- EXERCISE INSTRUCTIONS -
Copy verbatim everything in the data from the line containing "580, 467, 636]" down to the line containing "256, 895, 312]", including both of those lines.
[start of PROVIDED DATA]
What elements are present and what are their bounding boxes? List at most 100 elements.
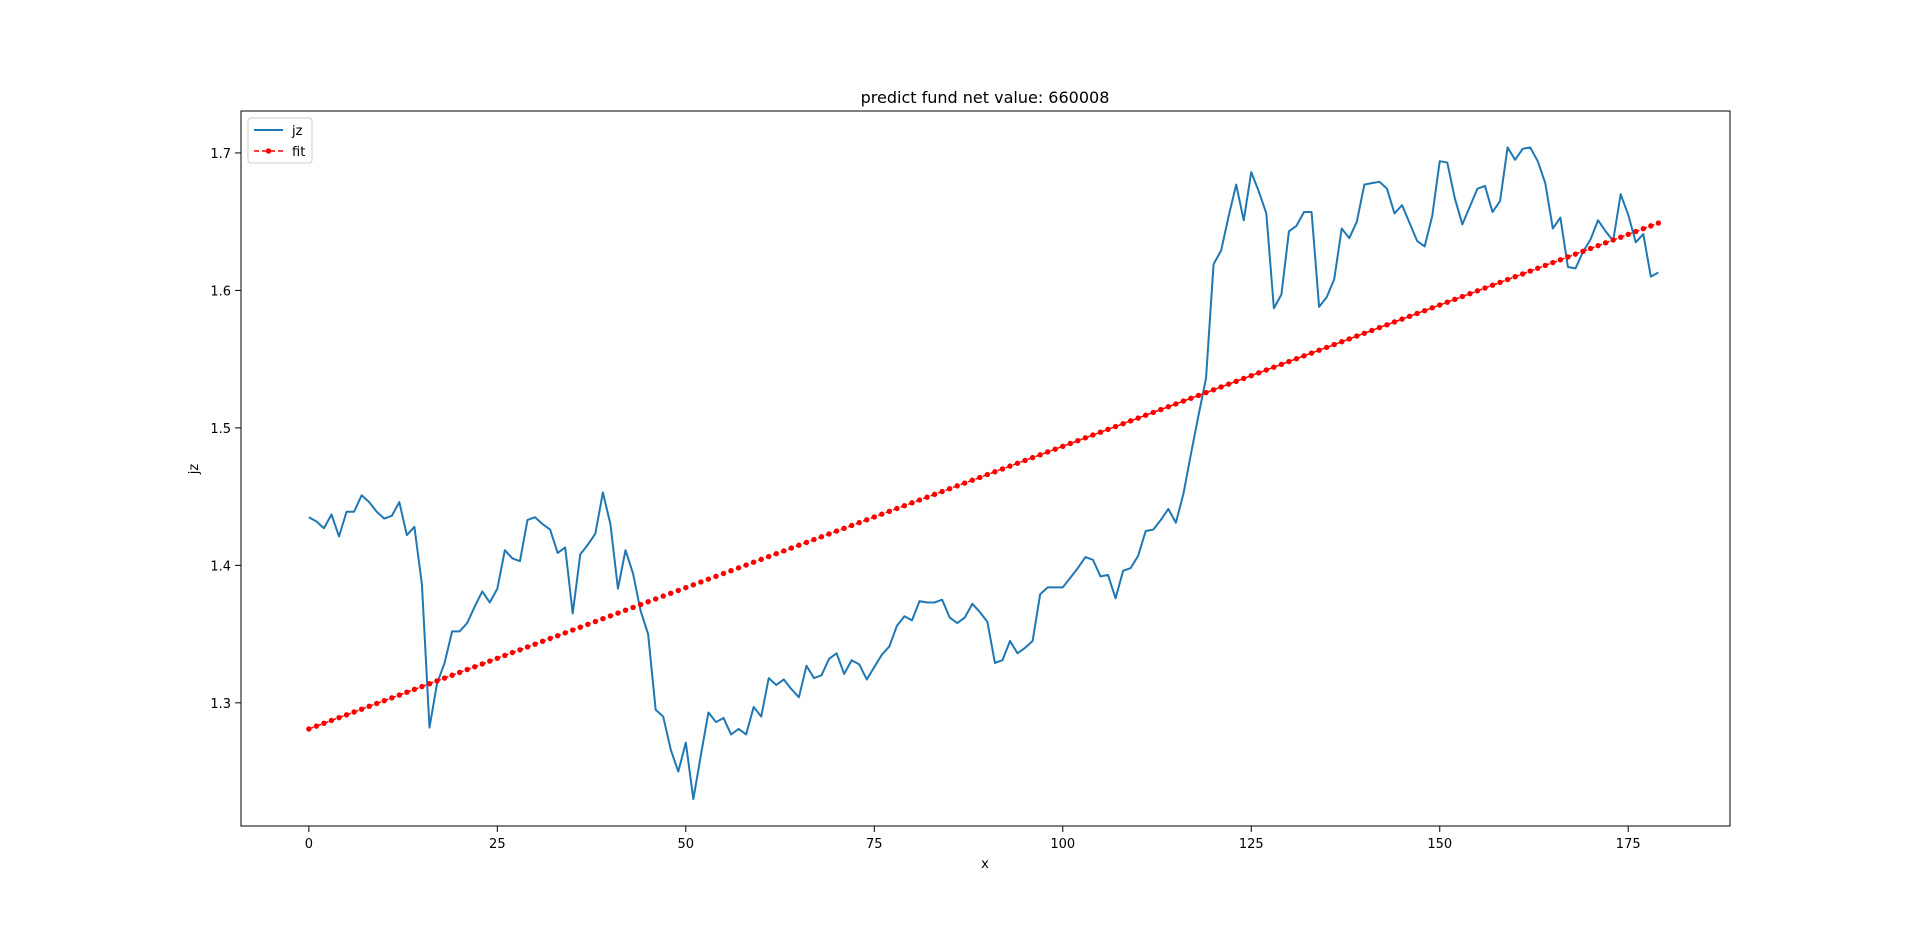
plot-frame <box>240 110 1731 827</box>
fit-point <box>562 630 568 636</box>
fit-point <box>1519 271 1526 277</box>
fit-point <box>1489 282 1496 288</box>
fit-point <box>728 567 734 574</box>
series-layer <box>306 146 1662 801</box>
fit-point <box>1421 307 1428 314</box>
fit-point <box>1648 223 1654 229</box>
fit-point <box>1263 367 1270 373</box>
fit-point <box>962 480 968 486</box>
fit-point <box>1557 257 1564 263</box>
fit-point <box>1542 262 1548 269</box>
fit-point <box>1482 285 1488 291</box>
fit-point <box>1474 288 1481 294</box>
fit-point <box>1467 291 1473 297</box>
x-tick-label: 100 <box>1050 837 1075 852</box>
fit-point <box>547 635 553 642</box>
fit-point <box>1459 293 1466 300</box>
fit-point <box>1323 344 1330 351</box>
fit-point <box>939 488 945 495</box>
fit-point <box>675 587 681 594</box>
fit-point <box>1112 423 1119 430</box>
fit-point <box>592 618 599 625</box>
fit-point <box>705 576 712 582</box>
fit-point <box>1308 350 1315 356</box>
fit-point <box>1165 404 1172 410</box>
fit-point <box>1444 299 1450 305</box>
fit-point <box>1188 395 1194 401</box>
fit-point <box>600 616 606 622</box>
fit-point <box>532 641 538 647</box>
fit-point <box>441 675 448 681</box>
fit-point <box>1180 398 1187 404</box>
fit-point <box>1497 279 1503 286</box>
fit-point <box>1572 251 1579 257</box>
fit-point <box>1527 268 1533 274</box>
fit-point <box>396 692 403 698</box>
fit-point <box>411 686 418 693</box>
fit-point <box>1655 220 1662 226</box>
fit-point <box>517 647 523 653</box>
fit-point <box>713 573 719 580</box>
fit-point <box>1060 443 1066 450</box>
fit-point <box>1610 237 1616 243</box>
fit-point <box>781 548 787 554</box>
fit-point <box>773 551 779 557</box>
fit-point <box>1429 305 1435 311</box>
fit-point <box>494 655 501 661</box>
fit-point <box>419 683 425 690</box>
fit-point <box>1452 296 1458 303</box>
x-tick-label: 50 <box>678 837 695 852</box>
fit-point <box>449 672 455 678</box>
y-tick-label: 1.5 <box>210 422 231 437</box>
fit-point <box>924 494 930 500</box>
fit-point <box>1504 276 1511 283</box>
fit-point <box>766 553 772 560</box>
fit-point <box>1512 274 1518 280</box>
fit-point <box>487 658 493 664</box>
fit-point <box>1150 409 1156 416</box>
y-axis: 1.3 1.4 1.5 1.6 1.7 <box>210 147 241 712</box>
fit-point <box>374 700 380 707</box>
fit-point <box>1625 231 1631 238</box>
fit-point <box>1271 364 1277 370</box>
y-tick-label: 1.3 <box>210 697 231 712</box>
fit-point <box>1602 240 1609 246</box>
fit-point <box>999 466 1006 472</box>
fit-point <box>909 500 915 506</box>
fit-point <box>1301 353 1307 359</box>
fit-point <box>886 508 893 515</box>
fit-point <box>472 664 478 670</box>
fit-point <box>660 593 666 599</box>
fit-point <box>992 469 998 475</box>
fit-point <box>743 562 749 568</box>
fit-point <box>864 517 870 523</box>
fit-point <box>1339 339 1345 345</box>
fit-point <box>366 703 372 710</box>
fit-point <box>1067 440 1074 447</box>
fit-point <box>630 604 636 611</box>
x-axis-label: x <box>981 857 989 872</box>
fit-point <box>652 596 659 602</box>
fit-point <box>615 610 621 616</box>
fit-point <box>637 601 644 608</box>
x-axis: 0 25 50 75 100 125 150 175 <box>305 826 1641 852</box>
fit-point <box>1195 392 1202 399</box>
fit-point <box>1218 384 1224 390</box>
fit-point <box>1595 242 1601 249</box>
fit-point <box>1233 378 1239 385</box>
fit-point <box>848 522 855 529</box>
fit-point <box>509 649 516 656</box>
fit-point <box>931 491 938 498</box>
fit-point <box>1587 245 1594 252</box>
fit-point <box>1384 322 1390 328</box>
fit-point <box>1052 446 1058 452</box>
fit-point <box>1369 327 1375 334</box>
fit-point <box>1007 463 1013 469</box>
fit-point <box>1633 228 1639 235</box>
fit-point <box>856 519 862 526</box>
fit-point <box>690 582 697 588</box>
chart-title: predict fund net value: 660008 <box>861 88 1110 107</box>
fit-point <box>1037 452 1043 458</box>
fit-point <box>1022 457 1028 464</box>
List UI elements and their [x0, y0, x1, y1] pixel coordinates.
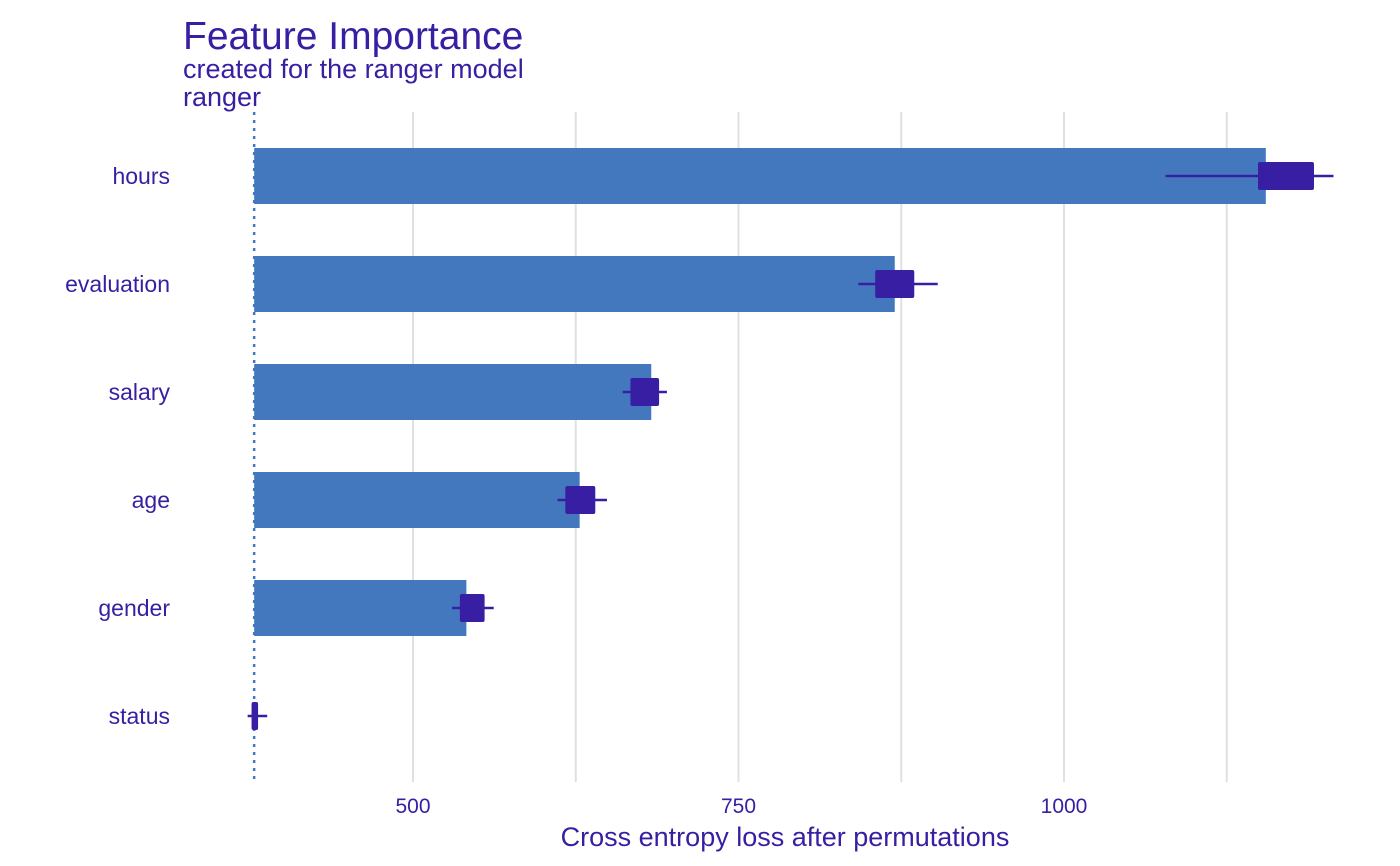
bar-gender	[254, 580, 467, 636]
category-label: age	[132, 487, 170, 513]
gridlines	[412, 112, 1228, 782]
x-axis-label: Cross entropy loss after permutations	[561, 822, 1010, 852]
bar-salary	[254, 364, 652, 420]
category-label: salary	[109, 379, 171, 405]
category-label: gender	[98, 595, 170, 621]
chart-title: Feature Importance	[183, 15, 523, 58]
box-evaluation	[875, 270, 915, 298]
box-age	[565, 486, 596, 514]
category-label: status	[109, 703, 170, 729]
boxplots	[247, 162, 1334, 730]
bar-age	[254, 472, 580, 528]
x-tick-label: 750	[721, 795, 756, 818]
x-tick-label: 500	[395, 795, 430, 818]
category-label: hours	[112, 163, 170, 189]
x-tick-labels: 500 750 1000	[395, 795, 1087, 818]
bar-hours	[254, 148, 1266, 204]
chart-subtitle: created for the ranger model	[183, 54, 524, 84]
category-label: evaluation	[65, 271, 170, 297]
model-label: ranger	[183, 82, 261, 112]
bar-evaluation	[254, 256, 895, 312]
category-labels: hours evaluation salary age gender status	[65, 163, 170, 729]
box-hours	[1257, 162, 1314, 190]
bars	[254, 148, 1266, 636]
box-gender	[459, 594, 485, 622]
x-tick-label: 1000	[1041, 795, 1088, 818]
box-salary	[630, 378, 660, 406]
box-status	[251, 702, 259, 730]
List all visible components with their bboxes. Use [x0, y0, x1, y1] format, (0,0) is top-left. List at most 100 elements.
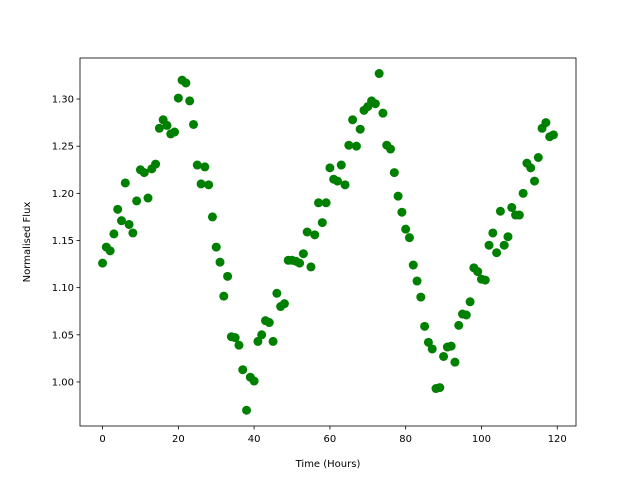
- point: [98, 258, 108, 268]
- y-tick-label: 1.15: [52, 236, 74, 247]
- point: [435, 383, 445, 393]
- point: [348, 115, 358, 125]
- point: [412, 276, 422, 286]
- x-tick-label: 100: [472, 434, 491, 445]
- y-tick-label: 1.00: [52, 377, 74, 388]
- point: [492, 248, 502, 258]
- point: [211, 242, 221, 252]
- point: [484, 240, 494, 250]
- point: [548, 130, 558, 140]
- point: [533, 152, 543, 162]
- point: [507, 202, 517, 212]
- point: [109, 229, 119, 239]
- point: [253, 336, 263, 346]
- point: [321, 198, 331, 208]
- point: [257, 330, 267, 340]
- point: [204, 180, 214, 190]
- point: [370, 99, 380, 109]
- y-axis-label: Normalised Flux: [22, 202, 33, 283]
- point: [242, 405, 252, 415]
- point: [170, 127, 180, 137]
- x-tick-label: 120: [548, 434, 567, 445]
- point: [397, 207, 407, 217]
- point: [234, 340, 244, 350]
- point: [427, 344, 437, 354]
- point: [416, 292, 426, 302]
- point: [514, 210, 524, 220]
- point: [279, 299, 289, 309]
- point: [439, 351, 449, 361]
- point: [374, 69, 384, 79]
- point: [355, 124, 365, 134]
- point: [378, 108, 388, 118]
- x-tick-label: 80: [399, 434, 412, 445]
- x-axis-label: Time (Hours): [295, 459, 361, 470]
- point: [143, 193, 153, 203]
- point: [128, 228, 138, 238]
- point: [530, 176, 540, 186]
- x-tick-label: 60: [324, 434, 337, 445]
- point: [223, 271, 233, 281]
- x-tick-label: 0: [99, 434, 105, 445]
- point: [154, 123, 164, 133]
- point: [526, 163, 536, 173]
- point: [401, 224, 411, 234]
- point: [185, 96, 195, 106]
- point: [336, 160, 346, 170]
- point: [113, 204, 123, 214]
- point: [139, 168, 149, 178]
- plot-frame: [79, 57, 577, 427]
- x-tick-label: 40: [248, 434, 261, 445]
- point: [196, 179, 206, 189]
- point: [264, 318, 274, 328]
- point: [404, 233, 414, 243]
- y-tick-label: 1.30: [52, 95, 74, 106]
- y-tick-label: 1.25: [52, 142, 74, 153]
- point: [488, 228, 498, 238]
- point: [306, 262, 316, 272]
- point: [480, 275, 490, 285]
- point: [310, 230, 320, 240]
- point: [181, 78, 191, 88]
- point: [162, 120, 172, 130]
- point: [314, 198, 324, 208]
- point: [302, 227, 312, 237]
- point: [207, 212, 217, 222]
- point: [200, 162, 210, 172]
- point: [386, 144, 396, 154]
- point: [188, 119, 198, 129]
- point: [340, 180, 350, 190]
- point: [454, 320, 464, 330]
- point: [295, 258, 305, 268]
- point: [408, 260, 418, 270]
- point: [192, 160, 202, 170]
- point: [325, 163, 335, 173]
- point: [268, 336, 278, 346]
- point: [518, 188, 528, 198]
- point: [473, 267, 483, 277]
- point: [393, 191, 403, 201]
- point: [219, 291, 229, 301]
- y-tick-label: 1.05: [52, 330, 74, 341]
- point: [317, 218, 327, 228]
- point: [124, 219, 134, 229]
- point: [249, 376, 259, 386]
- point: [503, 232, 513, 242]
- point: [461, 310, 471, 320]
- point: [446, 341, 456, 351]
- point: [116, 216, 126, 226]
- point: [298, 249, 308, 259]
- point: [151, 159, 161, 169]
- point: [344, 140, 354, 150]
- point: [541, 118, 551, 128]
- point: [465, 297, 475, 307]
- point: [423, 337, 433, 347]
- point: [120, 178, 130, 188]
- point: [105, 246, 115, 256]
- point: [230, 333, 240, 343]
- point: [238, 365, 248, 375]
- point: [450, 357, 460, 367]
- y-tick-label: 1.20: [52, 189, 74, 200]
- y-tick-label: 1.10: [52, 283, 74, 294]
[end of PROVIDED DATA]
- WRITTEN RESPONSE -
bar-gender	[254, 580, 467, 636]
category-label: age	[132, 487, 170, 513]
gridlines	[412, 112, 1228, 782]
x-axis-label: Cross entropy loss after permutations	[561, 822, 1010, 852]
bar-salary	[254, 364, 652, 420]
category-label: salary	[109, 379, 171, 405]
category-label: gender	[98, 595, 170, 621]
chart-title: Feature Importance	[183, 15, 523, 58]
box-evaluation	[875, 270, 915, 298]
box-age	[565, 486, 596, 514]
category-label: status	[109, 703, 170, 729]
boxplots	[247, 162, 1334, 730]
bar-age	[254, 472, 580, 528]
x-tick-label: 750	[721, 795, 756, 818]
x-tick-label: 500	[395, 795, 430, 818]
category-label: hours	[112, 163, 170, 189]
x-tick-labels: 500 750 1000	[395, 795, 1087, 818]
bar-hours	[254, 148, 1266, 204]
chart-subtitle: created for the ranger model	[183, 54, 524, 84]
category-label: evaluation	[65, 271, 170, 297]
model-label: ranger	[183, 82, 261, 112]
bar-evaluation	[254, 256, 895, 312]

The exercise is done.